• Task prompt
Pull out every line in the data below that contains the string "rank".

Rows from a dataset
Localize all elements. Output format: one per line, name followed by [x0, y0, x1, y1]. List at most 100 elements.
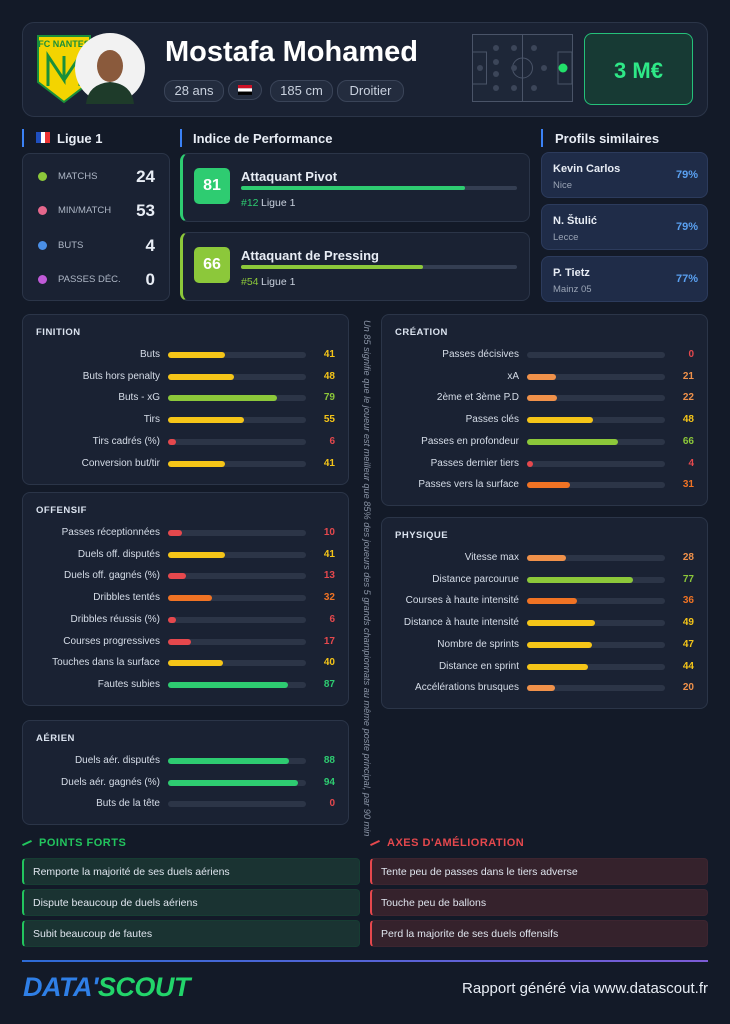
stat-value: 0: [688, 349, 694, 360]
bar: [168, 373, 235, 380]
stat-label: Passes décisives: [442, 349, 519, 360]
performance-title: Indice de Performance: [193, 131, 333, 146]
bar: [168, 530, 182, 536]
stat-label: Tirs cadrés (%): [92, 435, 160, 447]
bar: [168, 573, 186, 580]
section-accent: [541, 129, 543, 147]
stat-value: 48: [323, 370, 335, 382]
bar: [168, 395, 278, 402]
stat-icon: [38, 172, 47, 181]
bar: [168, 438, 177, 445]
stat-value: 31: [682, 479, 694, 491]
bar-track: [527, 352, 665, 358]
stat-value: 44: [682, 660, 694, 672]
stat-label: Buts hors penalty: [82, 370, 160, 382]
stat-label: MATCHS: [58, 171, 98, 182]
bar: [168, 779, 298, 786]
list-text: Remporte la majorité de ses duels aérien…: [33, 866, 230, 878]
bar: [168, 352, 225, 358]
stat-value: 49: [682, 617, 694, 629]
stat-value: 32: [323, 592, 335, 604]
stat-label: Duels aér. disputés: [74, 755, 160, 766]
position-pitch: [472, 34, 573, 102]
stat-value: 4: [688, 457, 694, 469]
list-title: POINTS FORTS: [39, 837, 127, 849]
stat-value: 77: [682, 573, 694, 585]
score-box: 66: [194, 247, 230, 283]
stat-label: PASSES DÉC.: [58, 273, 121, 285]
list-item: [370, 858, 708, 885]
photo-head: [97, 50, 123, 82]
stat-label: Passes clés: [465, 414, 519, 426]
rank: #54: [241, 276, 259, 288]
bar-track: [168, 660, 306, 667]
stat-label: Conversion but/tir: [81, 457, 160, 469]
rank-league: Ligue 1: [261, 197, 296, 209]
flag-black: [238, 91, 252, 95]
role: Attaquant de Pressing: [241, 248, 379, 263]
stat-label: Courses progressives: [63, 635, 160, 647]
section-card: [381, 314, 708, 507]
similar-card: [541, 152, 708, 198]
flag-white: [238, 88, 252, 92]
stat-value: 6: [329, 613, 335, 625]
brand-right: SCOUT: [97, 972, 191, 1002]
stat-icon: [38, 206, 47, 216]
tag-age: 28 ans: [164, 80, 224, 102]
bar-track: [168, 551, 306, 558]
note-wrap: Un 85 signifie que le joueur est meilleu…: [357, 320, 372, 836]
stat-label: Passes réceptionnées: [61, 527, 160, 538]
league-flag: [36, 132, 50, 143]
list-item: [22, 920, 360, 947]
bar: [527, 482, 570, 489]
stat-label: Dribbles tentés: [93, 592, 160, 604]
bar-track: [527, 417, 665, 424]
stat-value: 0: [145, 269, 155, 289]
stat-value: 6: [329, 435, 335, 447]
stat-label: Passes vers la surface: [418, 479, 519, 491]
bar-track: [168, 438, 306, 445]
pitch-box: [557, 51, 573, 85]
stat-icon: [38, 240, 47, 250]
stat-label: Buts: [139, 349, 160, 360]
bar: [168, 660, 224, 667]
stat-value: 28: [682, 552, 694, 563]
list-item: [370, 889, 708, 916]
bar-track: [527, 373, 665, 380]
stat-label: MIN/MATCH: [58, 205, 112, 217]
bar-track: [168, 460, 306, 467]
stat-value: 87: [323, 678, 335, 690]
similar-club: Lecce: [553, 232, 579, 243]
stat-label: Dribbles réussis (%): [70, 613, 160, 625]
stat-label: Buts de la tête: [96, 798, 160, 810]
stat-value: 10: [323, 527, 335, 538]
tag-height: 185 cm: [270, 80, 333, 102]
tag-foot: Droitier: [337, 80, 404, 102]
bar-track: [527, 395, 665, 402]
value-box: [584, 33, 693, 105]
arrow-icon: [370, 839, 380, 847]
list-item: [22, 858, 360, 885]
stat-value: 36: [682, 595, 694, 607]
similar-club: Nice: [553, 180, 573, 191]
similar-name: N. Štulić: [553, 215, 598, 227]
bar-track: [168, 373, 306, 380]
brand-left: DATA': [23, 972, 98, 1002]
bar-track: [168, 801, 306, 808]
stat-label: Duels aér. gagnés (%): [61, 776, 160, 788]
league-name: Ligue 1: [57, 131, 103, 146]
section-title: AÉRIEN: [36, 733, 75, 744]
bar: [168, 417, 244, 424]
stat-value: 24: [136, 167, 155, 186]
stat-label: Vitesse max: [464, 552, 519, 563]
bar-track: [168, 530, 306, 536]
bar: [527, 663, 588, 670]
nation-flag: [228, 80, 262, 100]
list-item: [22, 889, 360, 916]
similar-title: Profils similaires: [555, 131, 660, 146]
stat-value: 21: [682, 370, 694, 382]
bar: [527, 438, 619, 445]
stat-label: Nombre de sprints: [437, 638, 519, 650]
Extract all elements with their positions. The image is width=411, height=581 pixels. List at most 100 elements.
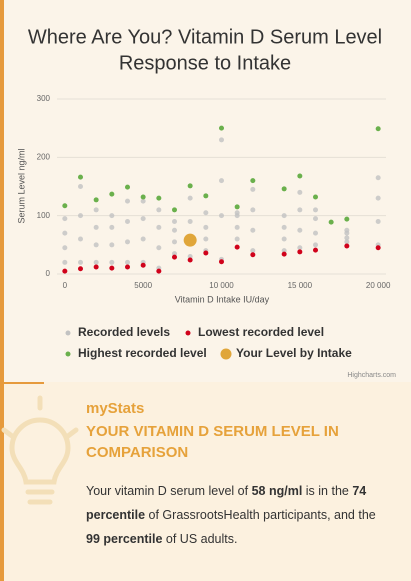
point	[375, 126, 381, 132]
point	[109, 191, 115, 197]
point	[250, 207, 256, 213]
point	[62, 268, 68, 274]
point	[344, 235, 350, 241]
point	[62, 245, 68, 251]
point	[250, 178, 256, 184]
point	[313, 247, 318, 253]
point	[375, 219, 381, 224]
point	[172, 254, 177, 260]
point	[78, 266, 83, 272]
point	[203, 224, 209, 230]
point	[203, 236, 209, 242]
y-tick-label: 300	[37, 94, 51, 103]
y-axis-title: Serum Level ng/ml	[16, 148, 26, 223]
stats-label: myStats	[86, 400, 145, 417]
point	[313, 216, 318, 222]
point	[93, 264, 99, 270]
point	[219, 178, 224, 184]
point	[234, 244, 240, 250]
point	[375, 175, 381, 181]
point	[156, 268, 162, 274]
point	[172, 219, 177, 224]
point	[93, 197, 99, 203]
point	[234, 236, 240, 242]
point	[313, 230, 318, 236]
point	[203, 193, 209, 199]
point	[313, 242, 318, 248]
x-axis-title: Vitamin D Intake IU/day	[175, 294, 270, 304]
x-tick-label: 20 000	[366, 281, 391, 290]
text: Your vitamin D serum level of	[86, 484, 252, 498]
point	[344, 216, 350, 222]
chart-subtitle: Response to Intake	[119, 52, 291, 74]
stats-text: Your vitamin D serum level of 58 ng/ml i…	[86, 479, 386, 551]
point	[375, 245, 381, 251]
point	[281, 248, 287, 254]
legend-marker	[65, 351, 71, 357]
point	[297, 245, 303, 251]
point	[344, 239, 350, 245]
point	[140, 198, 146, 204]
point	[62, 216, 68, 222]
x-tick-label: 10 000	[209, 281, 234, 290]
text: of US adults.	[162, 532, 238, 546]
point	[187, 254, 193, 259]
legend-marker	[65, 330, 71, 336]
point	[281, 186, 287, 192]
legend-label: Highest recorded level	[78, 346, 207, 360]
point	[281, 224, 287, 230]
point	[187, 257, 193, 263]
point	[125, 219, 130, 224]
point	[203, 250, 209, 256]
point	[78, 213, 83, 219]
point	[125, 264, 130, 270]
point	[109, 259, 115, 265]
point	[125, 198, 130, 204]
y-tick-label: 100	[37, 211, 51, 220]
point	[219, 259, 224, 265]
point	[93, 207, 99, 213]
point	[250, 186, 256, 192]
x-tick-label: 15 000	[288, 281, 313, 290]
point	[219, 137, 224, 143]
point	[250, 248, 256, 254]
y-tick-label: 0	[46, 269, 51, 278]
point	[78, 184, 83, 189]
point	[219, 125, 224, 131]
point	[281, 251, 287, 257]
point	[250, 252, 256, 258]
point	[78, 259, 83, 265]
point	[344, 243, 350, 249]
point	[62, 230, 68, 236]
point	[281, 213, 287, 219]
point	[62, 203, 68, 209]
point	[140, 194, 146, 200]
point	[297, 207, 303, 213]
percentile: 74 percentile	[86, 484, 367, 522]
point	[297, 227, 303, 233]
point	[375, 195, 381, 201]
point	[234, 210, 240, 216]
legend-marker	[185, 330, 191, 336]
point	[78, 174, 83, 180]
credit: Highcharts.com	[347, 372, 396, 379]
legend-marker	[220, 348, 232, 360]
stats-card: myStats YOUR VITAMIN D SERUM LEVEL IN CO…	[86, 400, 386, 551]
point	[187, 183, 193, 189]
point	[203, 210, 209, 216]
point	[109, 242, 115, 248]
point	[140, 216, 146, 222]
x-tick-label: 5000	[134, 281, 152, 290]
point	[93, 259, 99, 265]
point	[78, 236, 83, 242]
percentile: 99 percentile	[86, 532, 163, 546]
point	[62, 259, 68, 265]
point	[156, 245, 162, 251]
point	[156, 207, 162, 213]
point	[313, 194, 318, 200]
point	[183, 233, 197, 247]
text: of GrassrootsHealth participants, and th…	[145, 508, 376, 522]
legend-label: Recorded levels	[78, 325, 170, 339]
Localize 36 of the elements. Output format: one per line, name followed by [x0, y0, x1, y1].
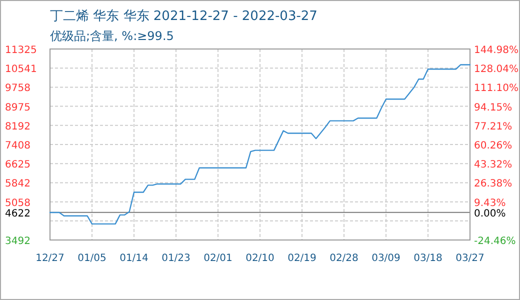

• Task result
rank: #54: [241, 276, 259, 288]
rank-league: Ligue 1: [261, 197, 296, 209]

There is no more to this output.